Find the string "while" in the entries and copy each line that has it.
* Start Data shown *
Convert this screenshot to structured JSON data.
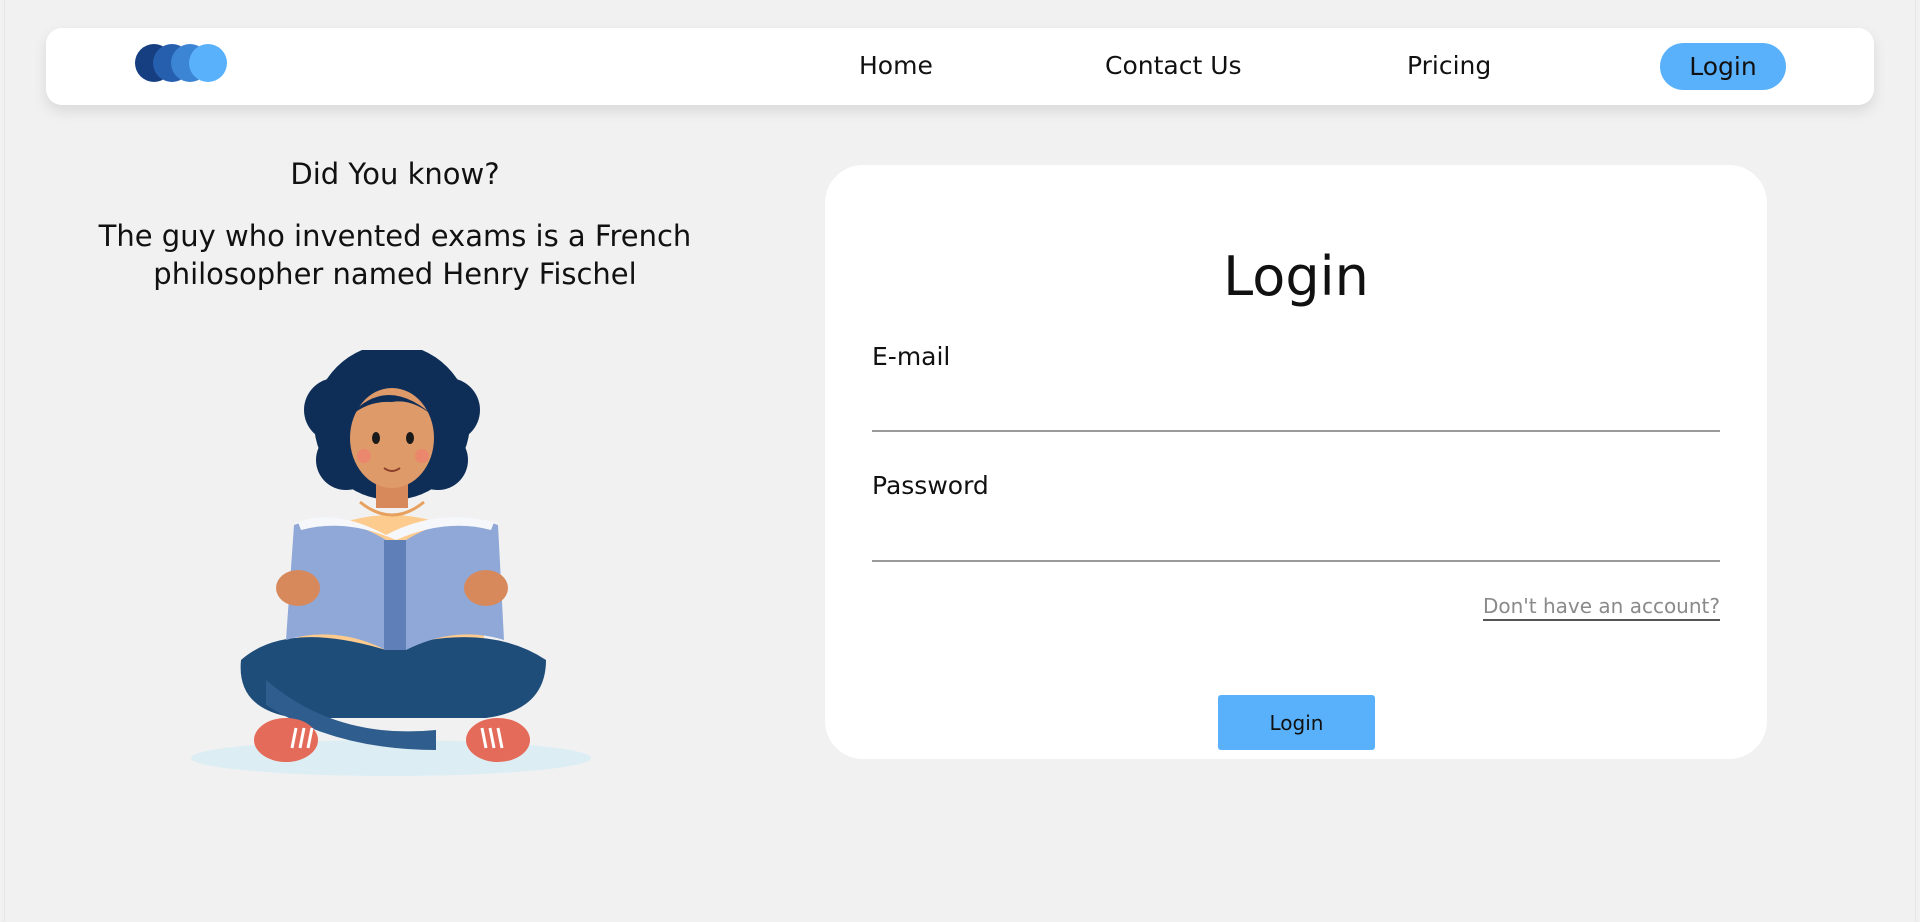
{
  "nav": {
    "logo_colors": [
      "#163f82",
      "#265fae",
      "#3c85d4",
      "#5ab1fb"
    ],
    "links": [
      "Home",
      "Contact Us",
      "Pricing"
    ],
    "login_label": "Login"
  },
  "fact": {
    "heading": "Did You know?",
    "body": "The guy who invented exams is a French philosopher named Henry Fischel"
  },
  "login": {
    "title": "Login",
    "email_label": "E-mail",
    "email_value": "",
    "password_label": "Password",
    "password_value": "",
    "signup_link": "Don't have an account?",
    "submit_label": "Login"
  },
  "colors": {
    "accent": "#5ab1fb",
    "background": "#f1f1f1",
    "card": "#ffffff"
  }
}
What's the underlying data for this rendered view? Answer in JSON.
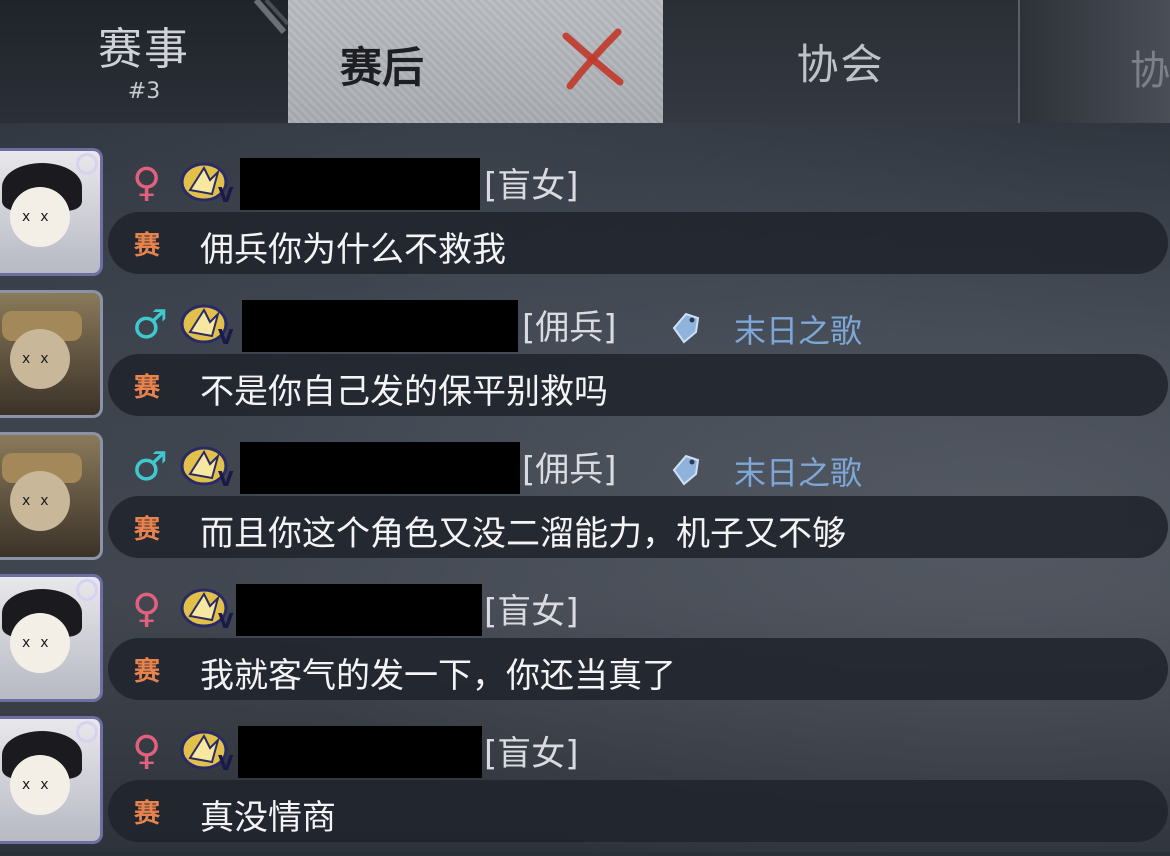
{
  "tabs": {
    "event": {
      "label": "赛事",
      "sub": "#3"
    },
    "after": {
      "label": "赛后"
    },
    "association": {
      "label": "协会"
    },
    "more": {
      "label": "协"
    }
  },
  "messages": [
    {
      "gender": "♀",
      "role": "[盲女]",
      "clan": "",
      "channel": "赛",
      "text": "佣兵你为什么不救我"
    },
    {
      "gender": "♂",
      "role": "[佣兵]",
      "clan": "末日之歌",
      "channel": "赛",
      "text": "不是你自己发的保平别救吗"
    },
    {
      "gender": "♂",
      "role": "[佣兵]",
      "clan": "末日之歌",
      "channel": "赛",
      "text": "而且你这个角色又没二溜能力，机子又不够"
    },
    {
      "gender": "♀",
      "role": "[盲女]",
      "clan": "",
      "channel": "赛",
      "text": "我就客气的发一下，你还当真了"
    },
    {
      "gender": "♀",
      "role": "[盲女]",
      "clan": "",
      "channel": "赛",
      "text": "真没情商"
    }
  ],
  "colors": {
    "female": "#e0607d",
    "male": "#3ec9cf",
    "channel": "#e8834d",
    "clan": "#7da7d6"
  }
}
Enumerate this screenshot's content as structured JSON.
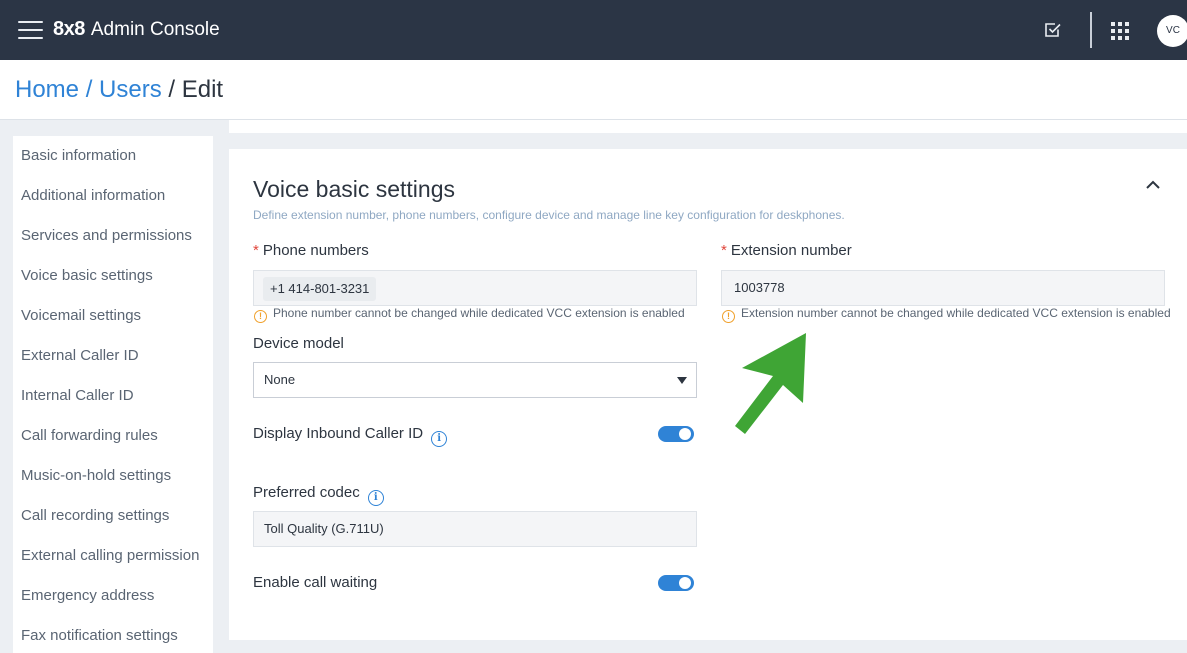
{
  "app": {
    "brand_logo": "8x8",
    "brand_title": "Admin Console",
    "avatar_initials": "VC"
  },
  "breadcrumb": {
    "home": "Home",
    "separator": " / ",
    "users": "Users",
    "current": "Edit"
  },
  "sidebar": {
    "items": [
      "Basic information",
      "Additional information",
      "Services and permissions",
      "Voice basic settings",
      "Voicemail settings",
      "External Caller ID",
      "Internal Caller ID",
      "Call forwarding rules",
      "Music-on-hold settings",
      "Call recording settings",
      "External calling permission",
      "Emergency address",
      "Fax notification settings"
    ]
  },
  "section": {
    "title": "Voice basic settings",
    "subtitle": "Define extension number, phone numbers, configure device and manage line key configuration for deskphones."
  },
  "phone": {
    "required_mark": "*",
    "label": "Phone numbers",
    "value": "+1 414-801-3231",
    "warning": "Phone number cannot be changed while dedicated VCC extension is enabled"
  },
  "extension": {
    "required_mark": "*",
    "label": "Extension number",
    "value": "1003778",
    "warning": "Extension number cannot be changed while dedicated VCC extension is enabled"
  },
  "device": {
    "label": "Device model",
    "selected": "None"
  },
  "inbound_caller_id": {
    "label": "Display Inbound Caller ID",
    "enabled": true
  },
  "codec": {
    "label": "Preferred codec",
    "value": "Toll Quality (G.711U)"
  },
  "call_waiting": {
    "label": "Enable call waiting",
    "enabled": true
  },
  "icons": {
    "warning": "!",
    "info": "i"
  },
  "colors": {
    "topbar": "#2b3545",
    "accent": "#2f83d6",
    "required": "#e0463b",
    "warning": "#f0a02b",
    "annotation_arrow": "#3fa535"
  }
}
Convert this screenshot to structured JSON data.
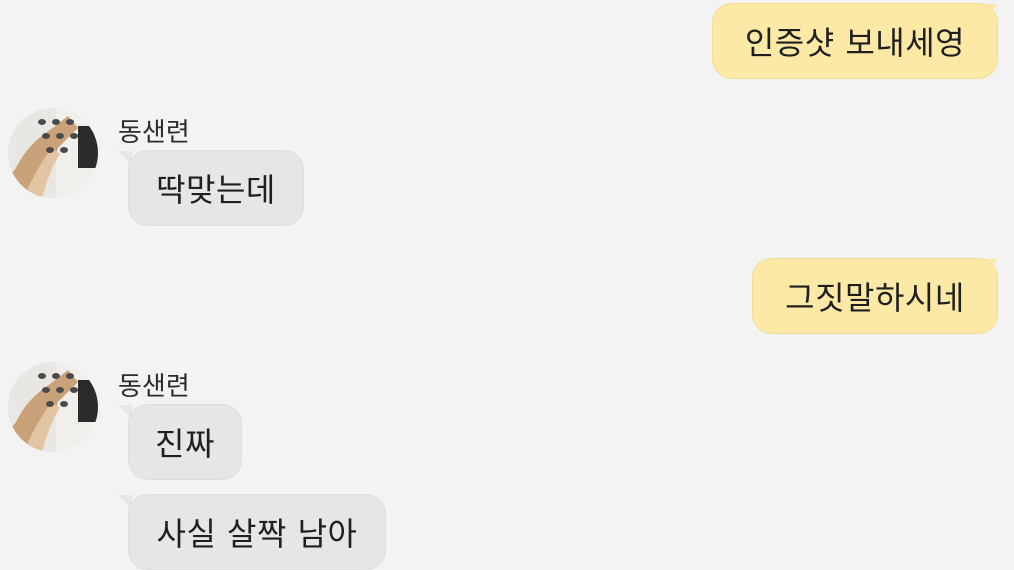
{
  "messages": [
    {
      "side": "mine",
      "text": "인증샷 보내세영"
    },
    {
      "side": "theirs",
      "sender": "동샌련",
      "text": "딱맞는데"
    },
    {
      "side": "mine",
      "text": "그짓말하시네"
    },
    {
      "side": "theirs",
      "sender": "동샌련",
      "text": "진짜"
    },
    {
      "side": "theirs",
      "text": "사실 살짝 남아"
    }
  ],
  "colors": {
    "background": "#f3f3f3",
    "my_bubble": "#fde9a6",
    "their_bubble": "#e6e6e6"
  },
  "icons": {
    "avatar": "profile-photo-icon"
  }
}
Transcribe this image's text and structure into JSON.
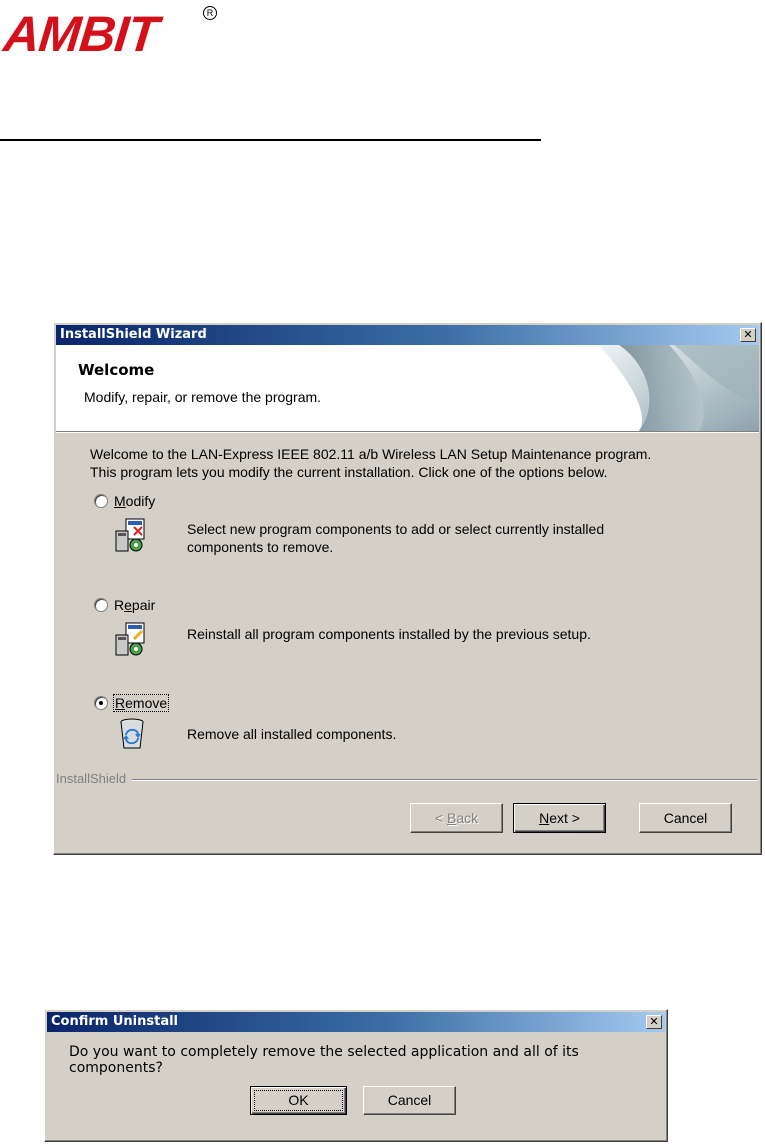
* End Data shown *
> _Written answer_:
    "warning": "Phone number cannot be changed while dedicated VCC extension is enabled"
    "warning": "Extension number cannot be changed while dedicated VCC extension is enabled"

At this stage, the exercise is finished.